RECORDS FOR PROCESSING:
===

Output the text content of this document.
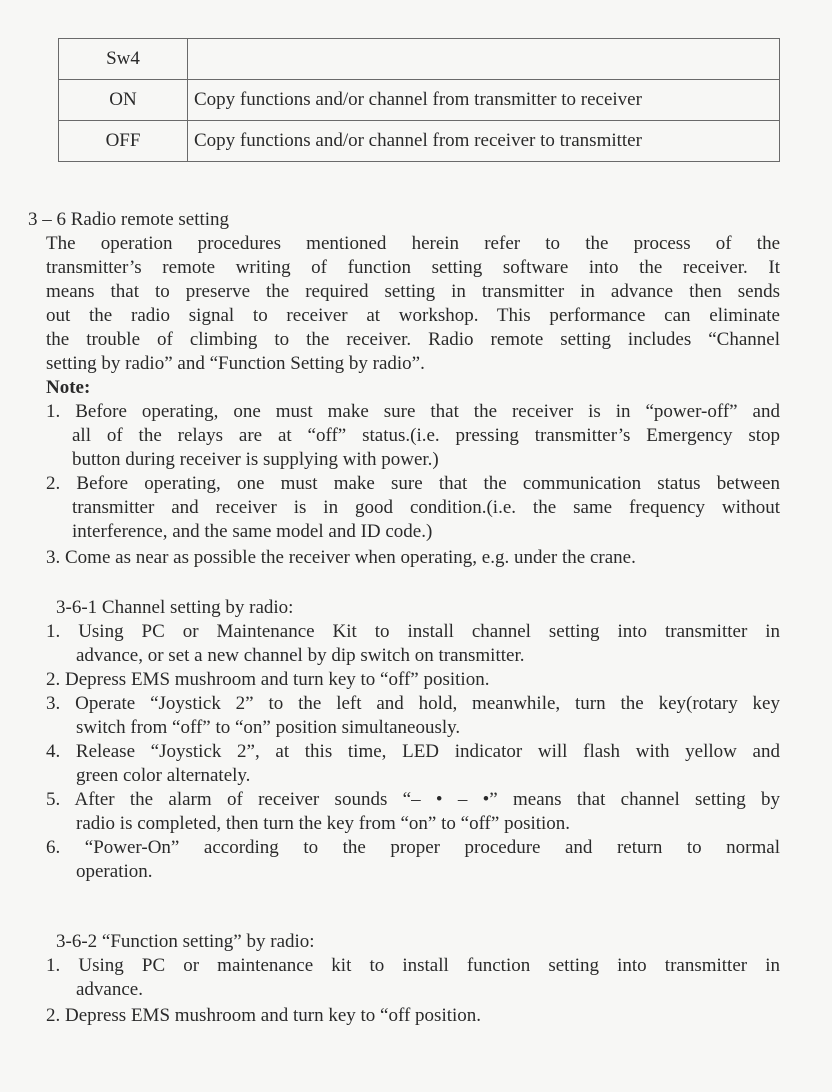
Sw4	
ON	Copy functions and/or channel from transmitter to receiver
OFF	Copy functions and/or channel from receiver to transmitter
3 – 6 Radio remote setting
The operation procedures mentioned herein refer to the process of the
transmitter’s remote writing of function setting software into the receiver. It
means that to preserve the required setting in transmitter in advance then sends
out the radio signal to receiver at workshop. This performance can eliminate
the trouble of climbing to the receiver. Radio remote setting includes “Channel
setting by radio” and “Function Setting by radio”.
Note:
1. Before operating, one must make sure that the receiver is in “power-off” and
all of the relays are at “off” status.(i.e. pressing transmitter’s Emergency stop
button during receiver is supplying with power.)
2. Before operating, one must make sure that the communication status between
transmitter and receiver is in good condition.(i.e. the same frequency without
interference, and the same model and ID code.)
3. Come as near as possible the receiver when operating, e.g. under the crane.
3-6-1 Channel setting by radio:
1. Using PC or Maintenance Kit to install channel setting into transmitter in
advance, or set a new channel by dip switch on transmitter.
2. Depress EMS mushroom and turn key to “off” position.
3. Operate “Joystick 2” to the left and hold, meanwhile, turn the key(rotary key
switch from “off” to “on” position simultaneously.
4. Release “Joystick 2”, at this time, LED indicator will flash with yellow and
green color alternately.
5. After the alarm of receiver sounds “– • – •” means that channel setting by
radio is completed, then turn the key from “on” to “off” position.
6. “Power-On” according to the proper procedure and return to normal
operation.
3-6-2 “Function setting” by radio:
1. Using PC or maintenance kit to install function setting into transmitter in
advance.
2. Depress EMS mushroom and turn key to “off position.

===

WORK TO COMPLETE: Determine how many lines of this listing contain "functions", and give only the number.

SOLUTION TO THE PROBLEM: 2